[Description of the task]:
Search the data below for the word "Quinquefolii" and copy each line that holds it.

************

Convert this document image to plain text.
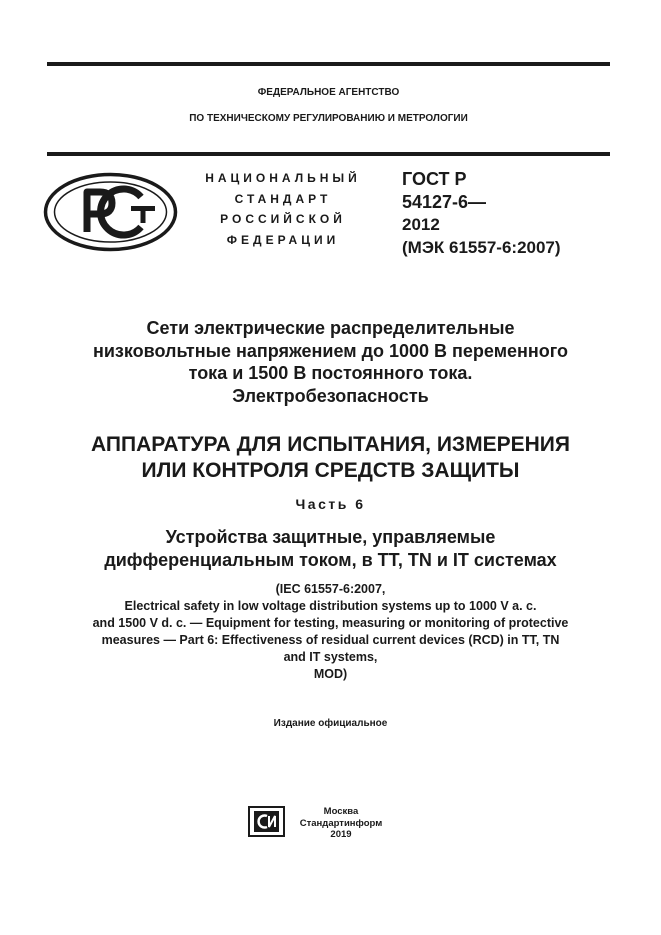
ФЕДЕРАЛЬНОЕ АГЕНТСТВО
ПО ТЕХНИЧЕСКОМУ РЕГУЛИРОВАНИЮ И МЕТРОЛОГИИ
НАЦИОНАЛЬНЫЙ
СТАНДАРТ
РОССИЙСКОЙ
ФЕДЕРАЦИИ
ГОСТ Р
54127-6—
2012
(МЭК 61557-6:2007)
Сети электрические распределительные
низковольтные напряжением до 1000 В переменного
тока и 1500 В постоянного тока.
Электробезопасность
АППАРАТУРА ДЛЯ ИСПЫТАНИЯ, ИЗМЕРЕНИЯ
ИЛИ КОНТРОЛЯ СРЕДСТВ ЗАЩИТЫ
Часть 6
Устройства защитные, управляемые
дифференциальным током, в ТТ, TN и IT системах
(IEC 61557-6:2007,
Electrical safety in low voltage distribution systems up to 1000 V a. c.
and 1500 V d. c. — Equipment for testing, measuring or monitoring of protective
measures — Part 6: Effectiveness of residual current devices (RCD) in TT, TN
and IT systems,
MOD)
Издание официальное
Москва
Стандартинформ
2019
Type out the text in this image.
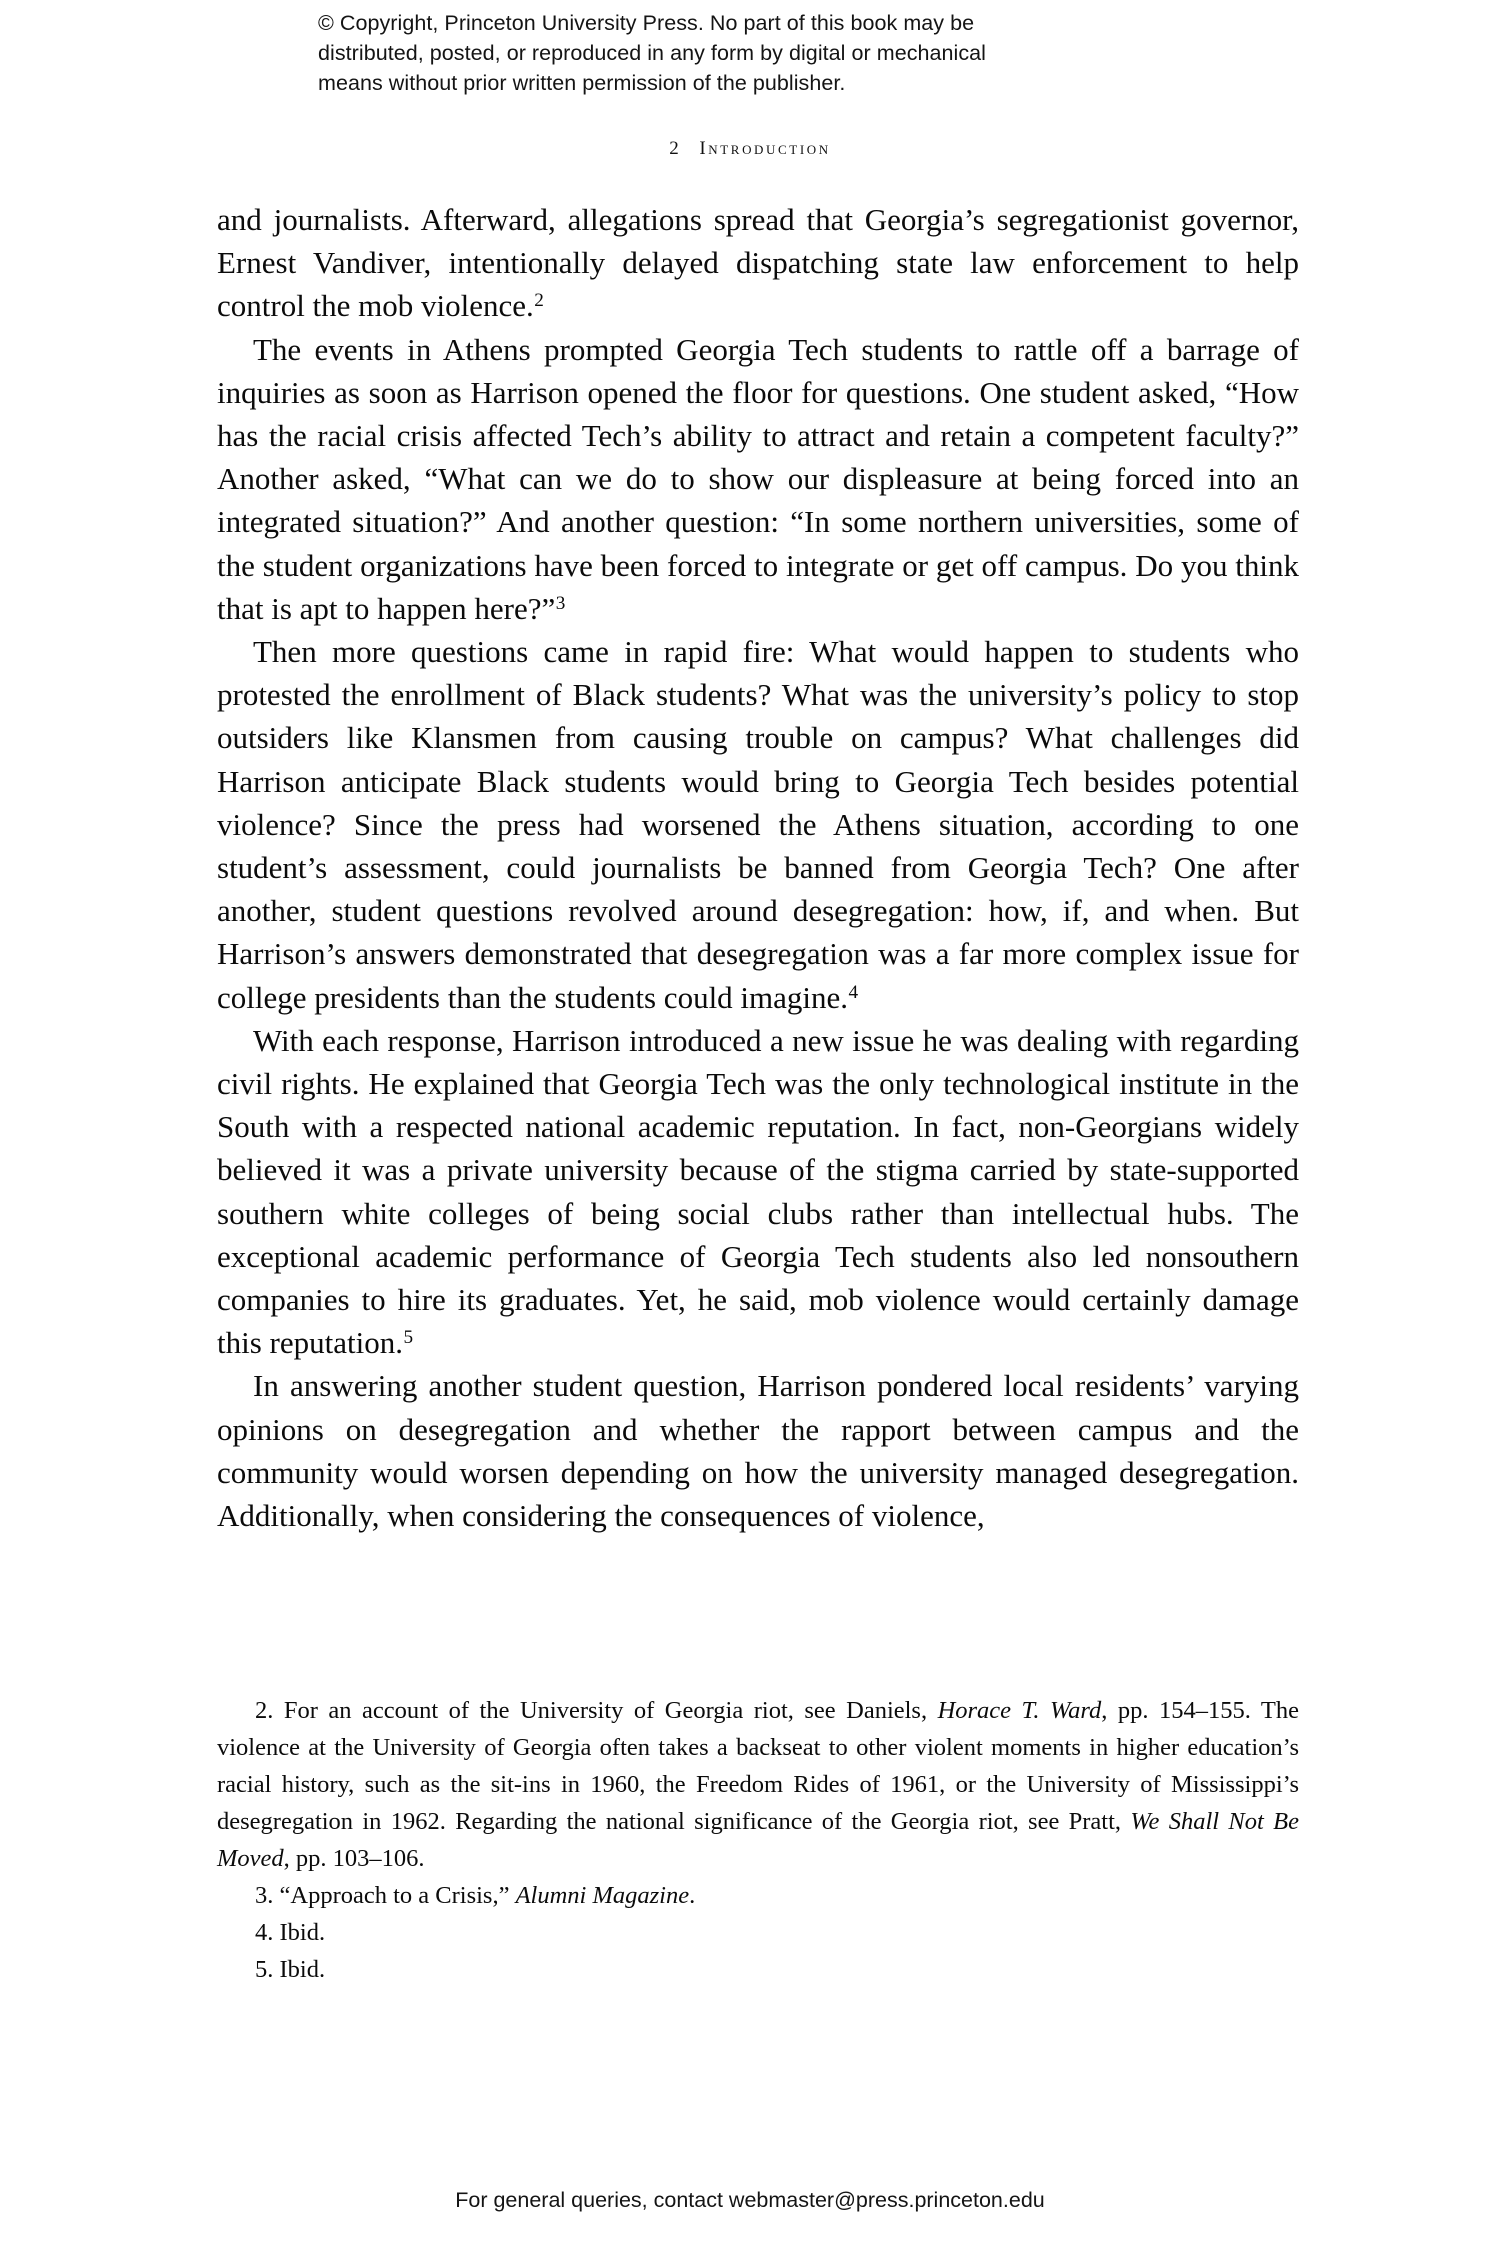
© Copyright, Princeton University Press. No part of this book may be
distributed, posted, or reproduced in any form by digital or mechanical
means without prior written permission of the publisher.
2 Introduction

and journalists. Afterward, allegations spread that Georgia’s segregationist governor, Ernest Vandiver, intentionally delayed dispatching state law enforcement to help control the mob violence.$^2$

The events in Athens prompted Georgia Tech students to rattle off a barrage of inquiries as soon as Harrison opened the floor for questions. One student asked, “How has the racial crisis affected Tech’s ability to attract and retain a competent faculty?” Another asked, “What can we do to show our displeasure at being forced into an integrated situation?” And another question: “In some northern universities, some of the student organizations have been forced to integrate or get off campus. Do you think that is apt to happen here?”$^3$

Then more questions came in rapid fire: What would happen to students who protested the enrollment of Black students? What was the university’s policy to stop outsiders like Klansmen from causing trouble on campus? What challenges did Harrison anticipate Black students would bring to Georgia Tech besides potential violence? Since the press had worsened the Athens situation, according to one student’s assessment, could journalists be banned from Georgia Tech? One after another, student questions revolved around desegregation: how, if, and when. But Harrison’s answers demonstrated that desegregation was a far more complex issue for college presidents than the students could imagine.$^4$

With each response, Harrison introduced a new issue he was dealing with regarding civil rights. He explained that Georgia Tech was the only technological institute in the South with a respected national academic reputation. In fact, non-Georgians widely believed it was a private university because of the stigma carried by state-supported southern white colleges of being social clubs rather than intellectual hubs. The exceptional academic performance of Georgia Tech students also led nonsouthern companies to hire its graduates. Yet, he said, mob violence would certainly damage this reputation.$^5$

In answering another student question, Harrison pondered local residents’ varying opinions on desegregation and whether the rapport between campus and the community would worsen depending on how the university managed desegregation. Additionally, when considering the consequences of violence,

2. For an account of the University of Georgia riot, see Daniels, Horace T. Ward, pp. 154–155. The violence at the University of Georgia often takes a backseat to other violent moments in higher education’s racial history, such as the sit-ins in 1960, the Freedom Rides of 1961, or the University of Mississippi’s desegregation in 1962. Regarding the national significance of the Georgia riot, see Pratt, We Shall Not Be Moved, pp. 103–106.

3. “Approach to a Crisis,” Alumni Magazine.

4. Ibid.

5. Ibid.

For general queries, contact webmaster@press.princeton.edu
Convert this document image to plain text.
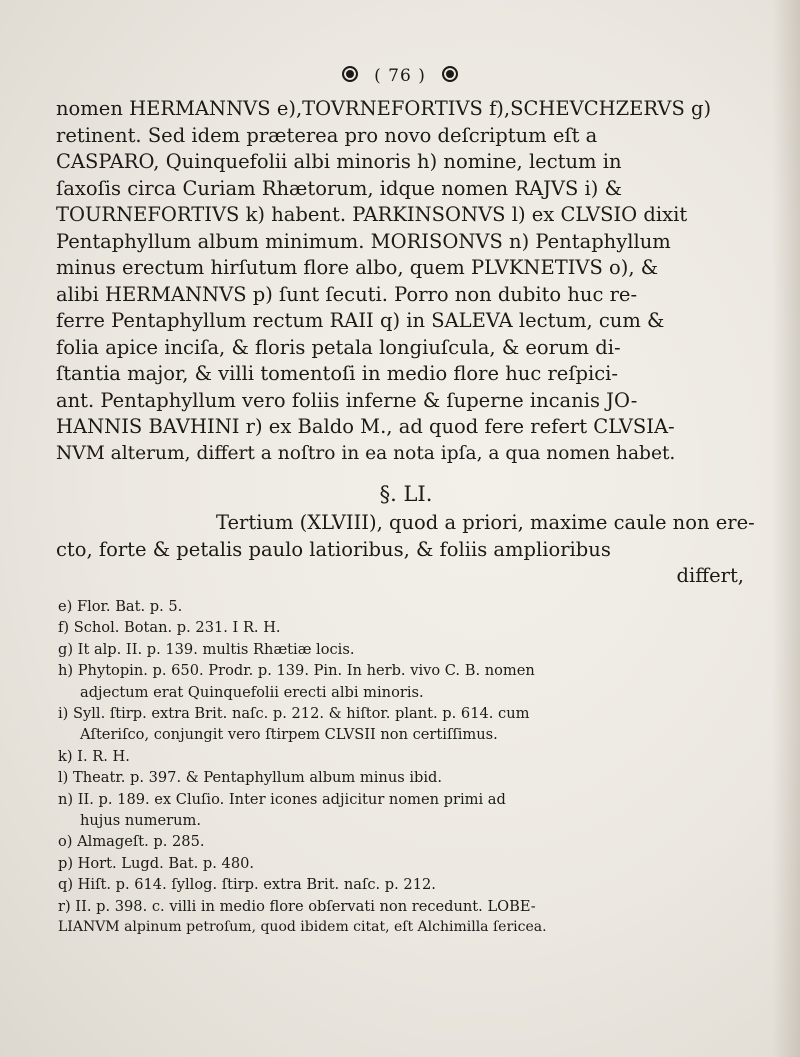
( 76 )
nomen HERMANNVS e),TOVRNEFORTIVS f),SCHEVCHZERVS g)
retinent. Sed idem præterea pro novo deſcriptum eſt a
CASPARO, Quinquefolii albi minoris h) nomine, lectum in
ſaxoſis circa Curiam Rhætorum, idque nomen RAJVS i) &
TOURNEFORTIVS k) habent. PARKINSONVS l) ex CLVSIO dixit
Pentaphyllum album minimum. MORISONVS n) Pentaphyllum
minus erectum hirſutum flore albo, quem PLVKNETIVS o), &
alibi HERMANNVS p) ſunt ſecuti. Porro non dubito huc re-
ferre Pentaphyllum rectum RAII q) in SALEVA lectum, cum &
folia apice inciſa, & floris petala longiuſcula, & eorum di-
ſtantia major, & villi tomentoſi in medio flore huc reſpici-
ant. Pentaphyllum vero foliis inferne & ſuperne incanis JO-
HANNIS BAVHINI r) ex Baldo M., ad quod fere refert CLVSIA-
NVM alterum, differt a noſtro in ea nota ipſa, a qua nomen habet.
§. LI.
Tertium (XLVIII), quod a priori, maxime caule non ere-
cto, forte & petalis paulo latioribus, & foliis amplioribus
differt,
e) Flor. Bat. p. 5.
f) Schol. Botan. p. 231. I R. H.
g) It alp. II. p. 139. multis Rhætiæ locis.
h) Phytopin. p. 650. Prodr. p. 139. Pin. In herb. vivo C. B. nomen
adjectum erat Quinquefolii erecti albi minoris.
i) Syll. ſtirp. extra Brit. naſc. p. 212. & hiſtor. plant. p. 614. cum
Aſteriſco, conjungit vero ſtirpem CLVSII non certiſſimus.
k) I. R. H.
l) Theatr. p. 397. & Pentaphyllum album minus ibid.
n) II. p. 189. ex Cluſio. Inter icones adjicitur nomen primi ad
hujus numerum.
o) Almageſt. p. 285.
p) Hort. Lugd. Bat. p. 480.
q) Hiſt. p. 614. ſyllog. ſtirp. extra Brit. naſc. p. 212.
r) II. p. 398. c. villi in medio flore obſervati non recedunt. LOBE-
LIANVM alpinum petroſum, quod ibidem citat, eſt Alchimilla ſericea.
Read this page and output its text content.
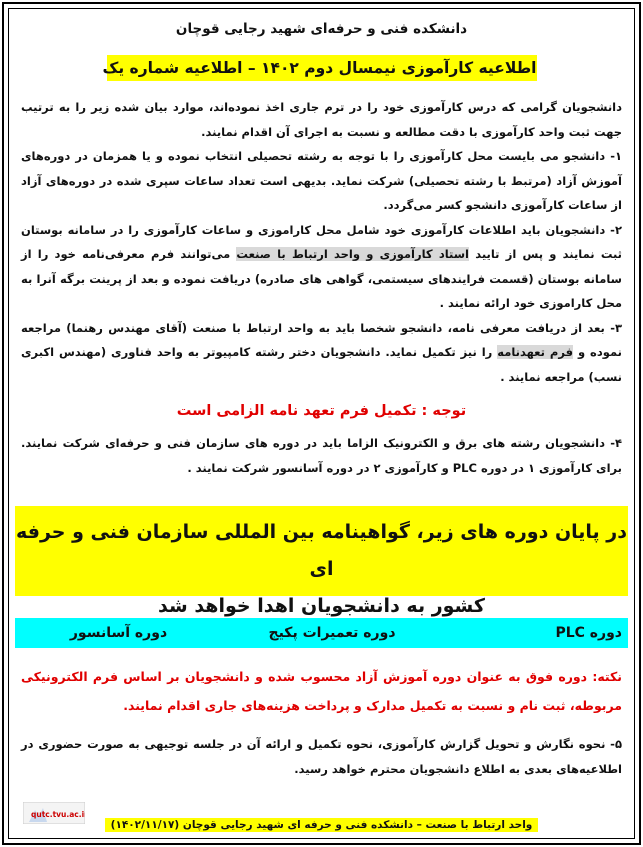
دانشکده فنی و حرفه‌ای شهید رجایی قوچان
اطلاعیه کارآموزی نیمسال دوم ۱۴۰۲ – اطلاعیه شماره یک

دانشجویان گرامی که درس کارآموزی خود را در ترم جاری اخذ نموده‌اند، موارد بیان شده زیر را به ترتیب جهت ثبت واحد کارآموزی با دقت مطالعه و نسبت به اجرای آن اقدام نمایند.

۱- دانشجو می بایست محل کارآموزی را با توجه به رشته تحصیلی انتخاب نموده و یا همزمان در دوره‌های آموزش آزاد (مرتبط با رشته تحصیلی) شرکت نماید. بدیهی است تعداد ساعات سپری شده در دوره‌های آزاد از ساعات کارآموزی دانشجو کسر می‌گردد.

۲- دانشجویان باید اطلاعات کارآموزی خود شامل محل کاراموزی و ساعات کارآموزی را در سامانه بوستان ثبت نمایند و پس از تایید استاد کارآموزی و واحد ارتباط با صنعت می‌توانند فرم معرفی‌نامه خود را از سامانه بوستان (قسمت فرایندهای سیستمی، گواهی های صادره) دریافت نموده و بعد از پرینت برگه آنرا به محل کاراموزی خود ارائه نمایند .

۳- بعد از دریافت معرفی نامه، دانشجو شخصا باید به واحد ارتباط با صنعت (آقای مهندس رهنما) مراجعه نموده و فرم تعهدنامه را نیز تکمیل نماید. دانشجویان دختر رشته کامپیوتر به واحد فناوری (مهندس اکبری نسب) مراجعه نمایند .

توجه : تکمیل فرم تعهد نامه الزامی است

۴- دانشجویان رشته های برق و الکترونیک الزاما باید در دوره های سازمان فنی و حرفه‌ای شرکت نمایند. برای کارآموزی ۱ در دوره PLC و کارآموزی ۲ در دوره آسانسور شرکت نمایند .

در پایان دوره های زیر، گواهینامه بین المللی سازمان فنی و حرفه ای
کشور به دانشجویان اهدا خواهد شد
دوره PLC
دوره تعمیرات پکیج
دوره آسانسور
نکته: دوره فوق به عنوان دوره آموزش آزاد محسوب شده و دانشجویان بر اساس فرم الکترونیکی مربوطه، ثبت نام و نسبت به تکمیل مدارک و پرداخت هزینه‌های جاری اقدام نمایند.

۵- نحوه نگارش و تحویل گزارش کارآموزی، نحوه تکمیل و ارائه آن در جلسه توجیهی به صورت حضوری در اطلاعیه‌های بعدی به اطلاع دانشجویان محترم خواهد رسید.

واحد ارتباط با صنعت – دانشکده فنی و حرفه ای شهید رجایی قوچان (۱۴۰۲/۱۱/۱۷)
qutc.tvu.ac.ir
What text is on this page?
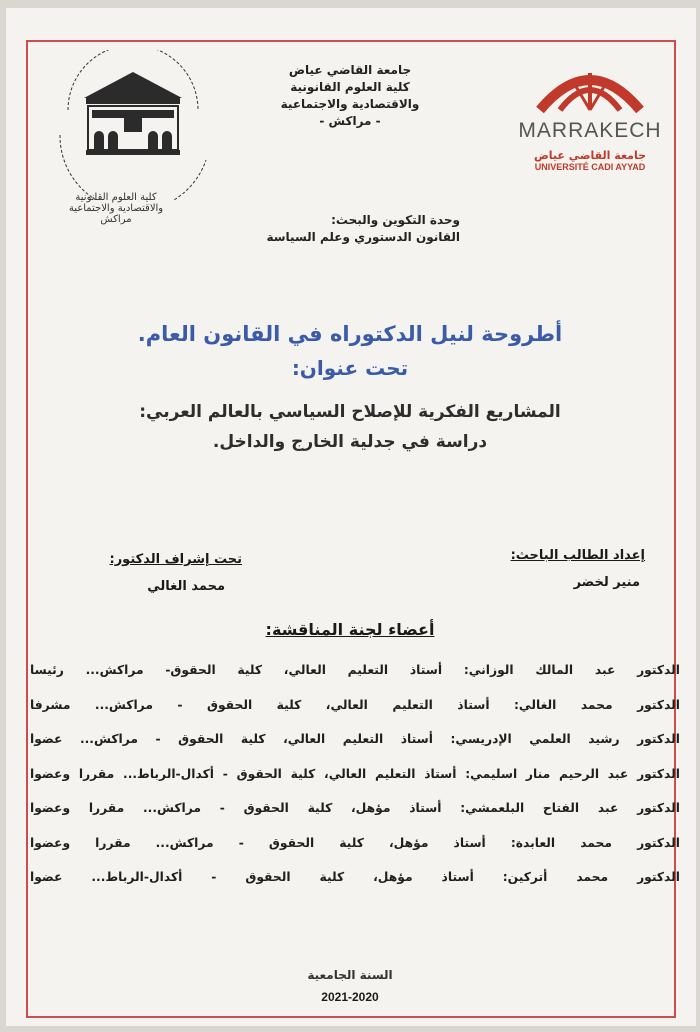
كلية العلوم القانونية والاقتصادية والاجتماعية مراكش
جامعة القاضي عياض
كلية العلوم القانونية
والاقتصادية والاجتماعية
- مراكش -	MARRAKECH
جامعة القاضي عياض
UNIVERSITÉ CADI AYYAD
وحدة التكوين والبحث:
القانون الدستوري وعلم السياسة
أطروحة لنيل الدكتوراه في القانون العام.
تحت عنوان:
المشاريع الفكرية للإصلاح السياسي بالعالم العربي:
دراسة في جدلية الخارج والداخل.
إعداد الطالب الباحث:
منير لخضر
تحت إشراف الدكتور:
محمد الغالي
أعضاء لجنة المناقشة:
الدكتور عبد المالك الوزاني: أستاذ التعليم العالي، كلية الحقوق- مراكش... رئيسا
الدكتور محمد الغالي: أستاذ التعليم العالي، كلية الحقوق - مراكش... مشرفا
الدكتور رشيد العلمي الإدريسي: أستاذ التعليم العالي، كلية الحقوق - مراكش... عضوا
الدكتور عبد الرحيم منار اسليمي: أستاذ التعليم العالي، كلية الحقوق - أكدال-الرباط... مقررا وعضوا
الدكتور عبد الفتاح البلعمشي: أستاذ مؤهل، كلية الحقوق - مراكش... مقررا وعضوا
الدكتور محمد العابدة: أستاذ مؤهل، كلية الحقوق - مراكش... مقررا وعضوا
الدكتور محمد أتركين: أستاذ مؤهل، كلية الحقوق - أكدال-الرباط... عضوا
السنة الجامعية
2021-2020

************

[Task result]:
CASPARO, Quinquefolii albi minoris h) nomine, lectum in
adjectum erat Quinquefolii erecti albi minoris.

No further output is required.